**SET TASK**. Skip the pictures and quote all of the lines exactly.

**DATA TO USE**.
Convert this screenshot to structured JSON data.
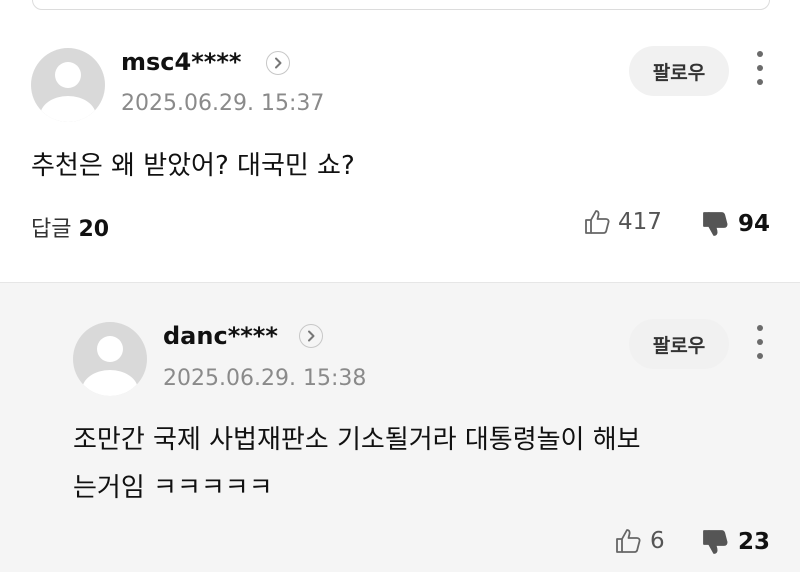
{
  "comment": {
    "username": "msc4****",
    "timestamp": "2025.06.29. 15:37",
    "follow_label": "팔로우",
    "text": "추천은 왜 받았어? 대국민 쇼?",
    "replies_label": "답글",
    "replies_count": "20",
    "likes": "417",
    "dislikes": "94"
  },
  "reply": {
    "username": "danc****",
    "timestamp": "2025.06.29. 15:38",
    "follow_label": "팔로우",
    "text_line1": "조만간 국제 사법재판소 기소될거라 대통령놀이 해보",
    "text_line2": "는거임 ㅋㅋㅋㅋㅋ",
    "likes": "6",
    "dislikes": "23"
  },
  "icons": {
    "avatar": "default-user-icon",
    "profile_link": "chevron-right-icon",
    "more": "more-vertical-icon",
    "like": "thumbs-up-icon",
    "dislike": "thumbs-down-icon"
  },
  "colors": {
    "muted_text": "#8a8a8a",
    "follow_bg": "#f1f1f1",
    "reply_bg": "#f5f5f5",
    "avatar_bg": "#d9d9d9"
  }
}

**WORKED ANSWER**.
Convert this screenshot to structured JSON data.
{
  "comment": {
    "username": "msc4****",
    "timestamp": "2025.06.29. 15:37",
    "follow_label": "팔로우",
    "text": "추천은 왜 받았어? 대국민 쇼?",
    "replies_label": "답글",
    "replies_count": "20",
    "likes": "417",
    "dislikes": "94"
  },
  "reply": {
    "username": "danc****",
    "timestamp": "2025.06.29. 15:38",
    "follow_label": "팔로우",
    "text_line1": "조만간 국제 사법재판소 기소될거라 대통령놀이 해보",
    "text_line2": "는거임 ㅋㅋㅋㅋㅋ",
    "likes": "6",
    "dislikes": "23"
  },
  "icons": {
    "avatar": "default-user-icon",
    "profile_link": "chevron-right-icon",
    "more": "more-vertical-icon",
    "like": "thumbs-up-icon",
    "dislike": "thumbs-down-icon"
  },
  "colors": {
    "muted_text": "#8a8a8a",
    "follow_bg": "#f1f1f1",
    "reply_bg": "#f5f5f5",
    "avatar_bg": "#d9d9d9"
  }
}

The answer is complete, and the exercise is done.